[Exercise details]: Report every line of the material that contains the string "tenias".

[Data for analysis]:
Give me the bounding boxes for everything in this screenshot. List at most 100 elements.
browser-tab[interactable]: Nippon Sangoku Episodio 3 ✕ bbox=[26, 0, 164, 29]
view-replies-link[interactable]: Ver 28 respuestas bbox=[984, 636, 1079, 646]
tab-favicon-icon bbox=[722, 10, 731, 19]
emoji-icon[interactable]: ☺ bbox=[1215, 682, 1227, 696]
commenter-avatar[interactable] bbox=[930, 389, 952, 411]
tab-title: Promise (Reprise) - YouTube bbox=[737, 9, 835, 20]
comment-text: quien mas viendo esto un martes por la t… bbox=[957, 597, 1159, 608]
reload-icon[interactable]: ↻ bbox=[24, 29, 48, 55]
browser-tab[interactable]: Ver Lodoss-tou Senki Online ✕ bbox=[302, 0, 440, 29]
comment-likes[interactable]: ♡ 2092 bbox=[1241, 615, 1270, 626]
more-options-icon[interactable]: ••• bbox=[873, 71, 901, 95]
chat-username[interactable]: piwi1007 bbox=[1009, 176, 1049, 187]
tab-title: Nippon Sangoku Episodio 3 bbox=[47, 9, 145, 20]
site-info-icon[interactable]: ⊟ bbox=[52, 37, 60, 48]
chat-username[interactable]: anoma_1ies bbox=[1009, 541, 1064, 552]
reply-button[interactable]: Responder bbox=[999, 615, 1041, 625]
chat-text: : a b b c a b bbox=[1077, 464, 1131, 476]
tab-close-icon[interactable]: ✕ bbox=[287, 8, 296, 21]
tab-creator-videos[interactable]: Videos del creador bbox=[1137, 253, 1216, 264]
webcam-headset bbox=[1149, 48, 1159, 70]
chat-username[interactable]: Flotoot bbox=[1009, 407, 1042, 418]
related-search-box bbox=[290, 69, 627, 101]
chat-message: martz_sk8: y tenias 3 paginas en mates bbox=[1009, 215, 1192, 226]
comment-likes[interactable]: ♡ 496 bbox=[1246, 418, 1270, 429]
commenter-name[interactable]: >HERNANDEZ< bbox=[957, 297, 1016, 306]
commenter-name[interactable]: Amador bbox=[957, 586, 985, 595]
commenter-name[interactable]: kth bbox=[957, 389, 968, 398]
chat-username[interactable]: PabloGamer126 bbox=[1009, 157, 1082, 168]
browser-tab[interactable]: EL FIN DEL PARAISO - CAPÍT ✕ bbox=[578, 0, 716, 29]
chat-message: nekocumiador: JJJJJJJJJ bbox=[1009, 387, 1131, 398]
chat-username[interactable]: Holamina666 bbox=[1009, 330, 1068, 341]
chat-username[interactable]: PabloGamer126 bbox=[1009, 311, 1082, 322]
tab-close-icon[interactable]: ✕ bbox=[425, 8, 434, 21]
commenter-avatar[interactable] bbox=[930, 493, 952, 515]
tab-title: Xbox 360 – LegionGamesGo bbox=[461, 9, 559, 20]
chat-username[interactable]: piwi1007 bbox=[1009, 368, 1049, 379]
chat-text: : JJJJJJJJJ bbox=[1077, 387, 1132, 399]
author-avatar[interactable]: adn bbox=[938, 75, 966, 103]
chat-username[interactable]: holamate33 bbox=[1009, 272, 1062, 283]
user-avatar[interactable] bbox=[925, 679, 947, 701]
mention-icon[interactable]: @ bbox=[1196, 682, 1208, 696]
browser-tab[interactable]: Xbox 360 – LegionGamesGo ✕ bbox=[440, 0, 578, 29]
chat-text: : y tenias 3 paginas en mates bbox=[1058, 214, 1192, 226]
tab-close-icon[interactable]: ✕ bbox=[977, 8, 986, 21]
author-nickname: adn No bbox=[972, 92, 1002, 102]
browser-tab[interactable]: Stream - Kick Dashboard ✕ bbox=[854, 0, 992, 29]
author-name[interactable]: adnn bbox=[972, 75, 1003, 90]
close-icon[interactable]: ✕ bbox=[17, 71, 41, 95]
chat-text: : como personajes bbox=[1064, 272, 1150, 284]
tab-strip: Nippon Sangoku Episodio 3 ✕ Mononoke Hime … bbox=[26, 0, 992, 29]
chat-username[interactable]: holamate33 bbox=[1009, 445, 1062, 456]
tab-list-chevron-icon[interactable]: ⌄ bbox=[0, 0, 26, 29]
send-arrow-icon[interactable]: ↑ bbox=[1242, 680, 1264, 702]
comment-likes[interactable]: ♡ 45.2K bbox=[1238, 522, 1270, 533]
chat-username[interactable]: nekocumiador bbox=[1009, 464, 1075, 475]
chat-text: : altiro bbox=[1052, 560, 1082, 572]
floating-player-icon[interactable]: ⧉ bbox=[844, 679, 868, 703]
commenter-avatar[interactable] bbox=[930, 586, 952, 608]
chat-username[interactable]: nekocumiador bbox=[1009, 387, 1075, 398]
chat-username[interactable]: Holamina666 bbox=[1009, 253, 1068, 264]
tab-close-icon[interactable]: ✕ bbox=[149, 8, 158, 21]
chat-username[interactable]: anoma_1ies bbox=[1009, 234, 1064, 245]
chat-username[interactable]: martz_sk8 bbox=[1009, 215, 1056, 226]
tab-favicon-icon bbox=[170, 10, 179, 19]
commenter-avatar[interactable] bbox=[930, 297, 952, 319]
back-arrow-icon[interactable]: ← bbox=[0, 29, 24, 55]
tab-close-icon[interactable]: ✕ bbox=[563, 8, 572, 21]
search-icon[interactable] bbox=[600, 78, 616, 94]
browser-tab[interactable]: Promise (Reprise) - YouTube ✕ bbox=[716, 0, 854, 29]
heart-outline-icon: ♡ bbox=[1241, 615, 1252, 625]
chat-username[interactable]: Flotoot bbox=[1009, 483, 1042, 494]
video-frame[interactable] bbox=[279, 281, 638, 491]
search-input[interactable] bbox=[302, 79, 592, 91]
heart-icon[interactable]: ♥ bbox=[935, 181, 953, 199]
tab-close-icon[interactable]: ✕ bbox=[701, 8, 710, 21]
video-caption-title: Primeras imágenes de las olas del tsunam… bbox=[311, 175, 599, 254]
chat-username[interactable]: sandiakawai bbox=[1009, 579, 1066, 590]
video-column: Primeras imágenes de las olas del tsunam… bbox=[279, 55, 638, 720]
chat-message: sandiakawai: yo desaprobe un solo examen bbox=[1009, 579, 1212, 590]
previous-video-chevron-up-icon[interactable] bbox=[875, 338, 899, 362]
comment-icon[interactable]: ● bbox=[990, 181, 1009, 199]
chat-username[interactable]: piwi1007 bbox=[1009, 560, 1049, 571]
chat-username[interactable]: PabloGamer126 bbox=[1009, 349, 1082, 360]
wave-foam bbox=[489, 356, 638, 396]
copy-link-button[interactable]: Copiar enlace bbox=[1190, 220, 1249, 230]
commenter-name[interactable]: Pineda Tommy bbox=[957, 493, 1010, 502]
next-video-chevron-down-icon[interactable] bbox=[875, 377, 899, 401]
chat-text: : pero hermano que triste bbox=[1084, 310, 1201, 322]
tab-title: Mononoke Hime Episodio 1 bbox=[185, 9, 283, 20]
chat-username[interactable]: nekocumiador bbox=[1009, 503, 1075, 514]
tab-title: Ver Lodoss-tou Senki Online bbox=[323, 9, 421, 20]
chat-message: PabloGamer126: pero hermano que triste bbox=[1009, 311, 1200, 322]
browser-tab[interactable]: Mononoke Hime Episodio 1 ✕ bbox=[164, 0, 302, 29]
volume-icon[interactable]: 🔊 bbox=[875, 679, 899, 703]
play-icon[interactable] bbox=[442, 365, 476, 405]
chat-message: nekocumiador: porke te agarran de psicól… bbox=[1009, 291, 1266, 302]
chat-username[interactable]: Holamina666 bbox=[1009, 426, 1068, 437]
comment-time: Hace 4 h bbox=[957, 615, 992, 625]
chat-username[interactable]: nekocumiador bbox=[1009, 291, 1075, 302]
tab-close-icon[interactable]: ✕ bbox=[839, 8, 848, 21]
--
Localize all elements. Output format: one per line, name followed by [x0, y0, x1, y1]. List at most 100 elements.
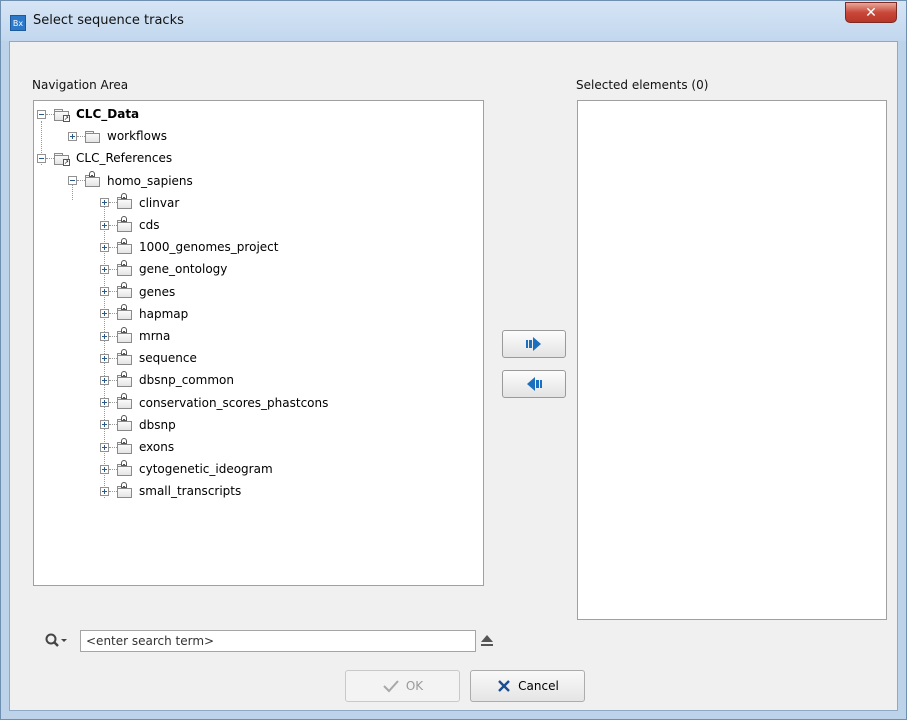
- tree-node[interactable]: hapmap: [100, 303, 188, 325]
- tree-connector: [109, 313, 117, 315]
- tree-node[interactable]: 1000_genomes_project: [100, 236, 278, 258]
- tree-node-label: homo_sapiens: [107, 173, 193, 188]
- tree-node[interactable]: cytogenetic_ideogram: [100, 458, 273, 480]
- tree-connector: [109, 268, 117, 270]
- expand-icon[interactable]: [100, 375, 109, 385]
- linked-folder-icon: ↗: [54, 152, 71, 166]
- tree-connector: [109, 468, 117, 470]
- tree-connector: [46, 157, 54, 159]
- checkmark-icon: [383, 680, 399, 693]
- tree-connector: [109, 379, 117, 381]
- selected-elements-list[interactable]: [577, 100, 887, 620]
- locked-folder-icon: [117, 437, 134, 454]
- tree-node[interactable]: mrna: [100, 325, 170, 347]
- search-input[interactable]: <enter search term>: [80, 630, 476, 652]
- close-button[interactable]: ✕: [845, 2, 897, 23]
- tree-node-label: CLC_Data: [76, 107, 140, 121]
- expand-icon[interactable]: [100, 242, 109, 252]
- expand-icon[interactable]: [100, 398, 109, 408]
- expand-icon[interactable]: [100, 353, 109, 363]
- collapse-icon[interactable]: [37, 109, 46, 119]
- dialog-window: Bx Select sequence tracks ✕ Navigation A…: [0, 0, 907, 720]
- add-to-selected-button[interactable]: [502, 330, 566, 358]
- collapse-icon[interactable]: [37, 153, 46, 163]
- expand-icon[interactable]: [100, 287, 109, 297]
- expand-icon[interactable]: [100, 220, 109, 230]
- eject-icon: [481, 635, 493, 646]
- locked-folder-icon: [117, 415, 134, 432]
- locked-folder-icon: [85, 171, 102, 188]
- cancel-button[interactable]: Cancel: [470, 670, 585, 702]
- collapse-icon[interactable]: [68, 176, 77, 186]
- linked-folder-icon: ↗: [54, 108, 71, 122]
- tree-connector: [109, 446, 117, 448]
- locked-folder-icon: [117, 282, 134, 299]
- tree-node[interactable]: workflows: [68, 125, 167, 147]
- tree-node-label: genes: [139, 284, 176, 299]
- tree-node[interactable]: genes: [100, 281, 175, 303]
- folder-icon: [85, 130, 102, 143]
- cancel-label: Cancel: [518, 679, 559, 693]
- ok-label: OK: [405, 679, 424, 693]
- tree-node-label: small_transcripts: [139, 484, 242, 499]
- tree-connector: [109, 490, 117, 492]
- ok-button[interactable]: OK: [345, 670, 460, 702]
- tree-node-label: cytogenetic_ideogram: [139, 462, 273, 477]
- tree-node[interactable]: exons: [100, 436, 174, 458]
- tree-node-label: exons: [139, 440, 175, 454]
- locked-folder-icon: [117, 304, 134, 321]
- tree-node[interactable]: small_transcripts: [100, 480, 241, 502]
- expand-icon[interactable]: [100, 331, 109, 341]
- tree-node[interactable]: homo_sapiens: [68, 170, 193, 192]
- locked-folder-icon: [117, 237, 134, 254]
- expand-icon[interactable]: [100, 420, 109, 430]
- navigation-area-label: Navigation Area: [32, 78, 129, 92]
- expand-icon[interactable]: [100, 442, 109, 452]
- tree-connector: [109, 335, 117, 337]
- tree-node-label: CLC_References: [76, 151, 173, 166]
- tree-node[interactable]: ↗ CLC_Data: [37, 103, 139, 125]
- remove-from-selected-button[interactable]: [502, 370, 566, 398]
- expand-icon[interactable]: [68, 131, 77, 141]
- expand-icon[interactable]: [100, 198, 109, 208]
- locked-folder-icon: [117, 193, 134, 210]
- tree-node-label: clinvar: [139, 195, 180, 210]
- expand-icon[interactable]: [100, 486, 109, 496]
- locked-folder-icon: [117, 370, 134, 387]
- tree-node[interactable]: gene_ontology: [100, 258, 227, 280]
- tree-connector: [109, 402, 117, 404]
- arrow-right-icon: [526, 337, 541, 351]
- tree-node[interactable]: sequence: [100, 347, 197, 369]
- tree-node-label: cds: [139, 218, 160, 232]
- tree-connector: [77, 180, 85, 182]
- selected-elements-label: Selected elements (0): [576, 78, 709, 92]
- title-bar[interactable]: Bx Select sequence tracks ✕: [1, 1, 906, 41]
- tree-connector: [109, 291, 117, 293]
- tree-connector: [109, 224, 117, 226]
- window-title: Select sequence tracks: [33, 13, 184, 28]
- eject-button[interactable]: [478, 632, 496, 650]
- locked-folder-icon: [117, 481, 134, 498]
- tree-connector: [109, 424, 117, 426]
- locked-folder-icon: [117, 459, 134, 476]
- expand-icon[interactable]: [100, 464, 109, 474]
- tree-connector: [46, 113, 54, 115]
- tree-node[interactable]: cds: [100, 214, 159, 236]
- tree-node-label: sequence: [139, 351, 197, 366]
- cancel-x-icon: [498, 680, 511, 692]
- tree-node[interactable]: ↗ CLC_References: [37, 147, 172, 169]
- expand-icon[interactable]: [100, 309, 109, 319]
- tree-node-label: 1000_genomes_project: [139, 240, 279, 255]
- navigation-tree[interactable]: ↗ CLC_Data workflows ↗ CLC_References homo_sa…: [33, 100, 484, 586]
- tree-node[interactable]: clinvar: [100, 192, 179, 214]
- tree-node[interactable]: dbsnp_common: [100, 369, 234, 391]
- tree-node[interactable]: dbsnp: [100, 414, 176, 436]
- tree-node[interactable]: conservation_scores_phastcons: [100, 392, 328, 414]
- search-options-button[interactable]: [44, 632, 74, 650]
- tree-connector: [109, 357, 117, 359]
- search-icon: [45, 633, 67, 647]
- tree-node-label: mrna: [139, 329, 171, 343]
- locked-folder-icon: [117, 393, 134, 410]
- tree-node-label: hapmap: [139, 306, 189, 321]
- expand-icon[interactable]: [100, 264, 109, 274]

[Solution for this task]:
chat-message: martz_sk8: y tenias 3 paginas en mates bbox=[1009, 215, 1192, 226]
chat-text: : y tenias 3 paginas en mates bbox=[1058, 214, 1192, 226]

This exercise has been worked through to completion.